Given exercise
Tell how many lines in the data below include the word "when". The answer is the number only.

━━━ Records ━━━

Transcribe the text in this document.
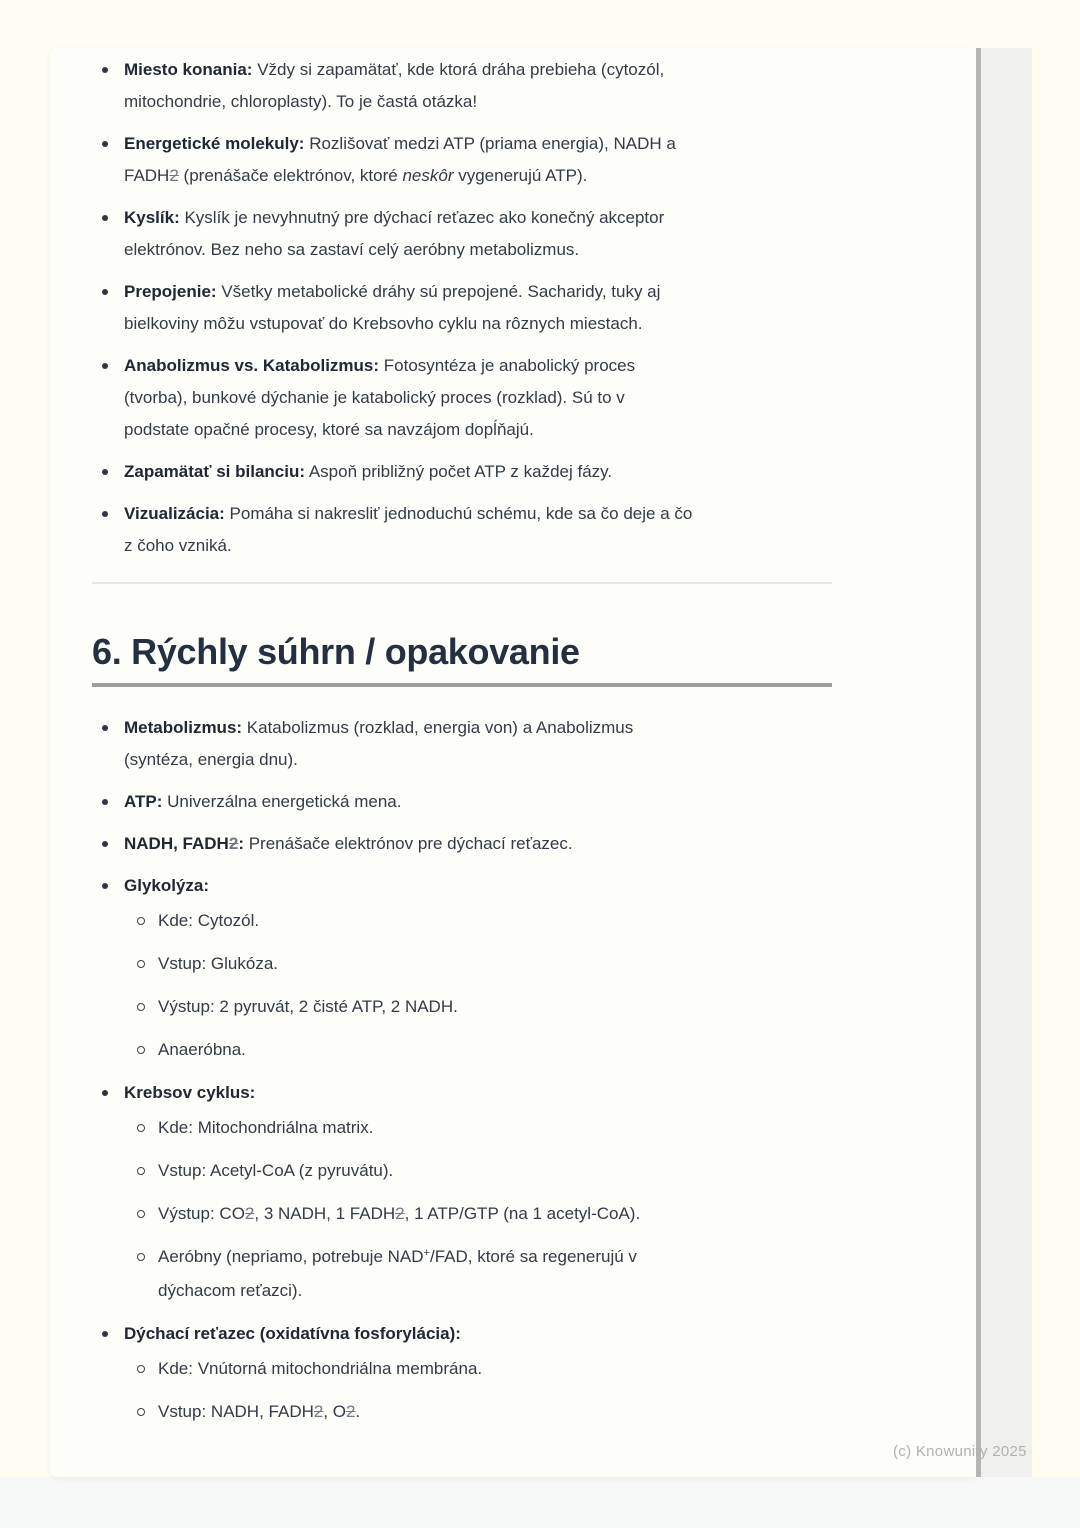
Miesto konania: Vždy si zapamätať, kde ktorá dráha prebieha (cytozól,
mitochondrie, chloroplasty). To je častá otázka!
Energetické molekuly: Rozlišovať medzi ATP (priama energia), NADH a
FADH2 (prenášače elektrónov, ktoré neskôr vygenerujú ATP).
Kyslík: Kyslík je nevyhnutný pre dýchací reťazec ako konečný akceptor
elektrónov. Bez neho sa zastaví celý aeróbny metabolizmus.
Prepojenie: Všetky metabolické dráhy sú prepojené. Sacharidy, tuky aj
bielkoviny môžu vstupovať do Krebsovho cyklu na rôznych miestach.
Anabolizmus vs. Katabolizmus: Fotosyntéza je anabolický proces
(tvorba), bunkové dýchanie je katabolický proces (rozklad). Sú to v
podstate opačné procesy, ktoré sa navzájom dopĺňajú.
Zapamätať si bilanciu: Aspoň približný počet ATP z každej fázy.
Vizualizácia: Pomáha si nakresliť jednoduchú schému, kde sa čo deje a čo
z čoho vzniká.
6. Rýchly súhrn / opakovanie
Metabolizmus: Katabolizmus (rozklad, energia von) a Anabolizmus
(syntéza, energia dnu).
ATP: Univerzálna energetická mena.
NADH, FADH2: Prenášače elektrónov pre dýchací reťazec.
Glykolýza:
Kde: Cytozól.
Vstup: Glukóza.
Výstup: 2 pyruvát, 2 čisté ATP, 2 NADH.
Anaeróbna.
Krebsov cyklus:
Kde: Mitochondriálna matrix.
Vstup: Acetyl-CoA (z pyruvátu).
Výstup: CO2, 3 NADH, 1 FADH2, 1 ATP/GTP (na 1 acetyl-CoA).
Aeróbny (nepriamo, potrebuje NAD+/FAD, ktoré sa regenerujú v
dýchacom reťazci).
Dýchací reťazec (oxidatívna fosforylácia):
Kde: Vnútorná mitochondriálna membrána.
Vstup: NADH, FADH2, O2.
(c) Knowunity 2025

━━━
━━━ Records ━━━

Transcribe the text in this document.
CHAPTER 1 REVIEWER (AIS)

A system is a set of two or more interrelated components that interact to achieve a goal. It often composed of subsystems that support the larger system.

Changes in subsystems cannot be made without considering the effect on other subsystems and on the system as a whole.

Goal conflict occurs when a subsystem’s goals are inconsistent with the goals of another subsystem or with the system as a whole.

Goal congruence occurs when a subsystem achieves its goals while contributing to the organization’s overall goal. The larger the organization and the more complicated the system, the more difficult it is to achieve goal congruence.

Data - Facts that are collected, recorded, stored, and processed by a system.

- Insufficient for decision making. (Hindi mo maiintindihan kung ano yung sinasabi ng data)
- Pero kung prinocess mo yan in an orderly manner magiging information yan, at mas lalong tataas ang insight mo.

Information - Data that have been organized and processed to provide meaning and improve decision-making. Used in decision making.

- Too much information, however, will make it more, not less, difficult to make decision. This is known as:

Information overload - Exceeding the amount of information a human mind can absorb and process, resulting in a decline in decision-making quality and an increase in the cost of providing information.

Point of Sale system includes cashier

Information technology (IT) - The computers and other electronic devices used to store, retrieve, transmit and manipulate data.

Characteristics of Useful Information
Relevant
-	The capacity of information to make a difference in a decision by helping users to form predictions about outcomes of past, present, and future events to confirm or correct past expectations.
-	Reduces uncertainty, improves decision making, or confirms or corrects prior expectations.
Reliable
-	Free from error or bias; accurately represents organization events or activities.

━━━

Output below
2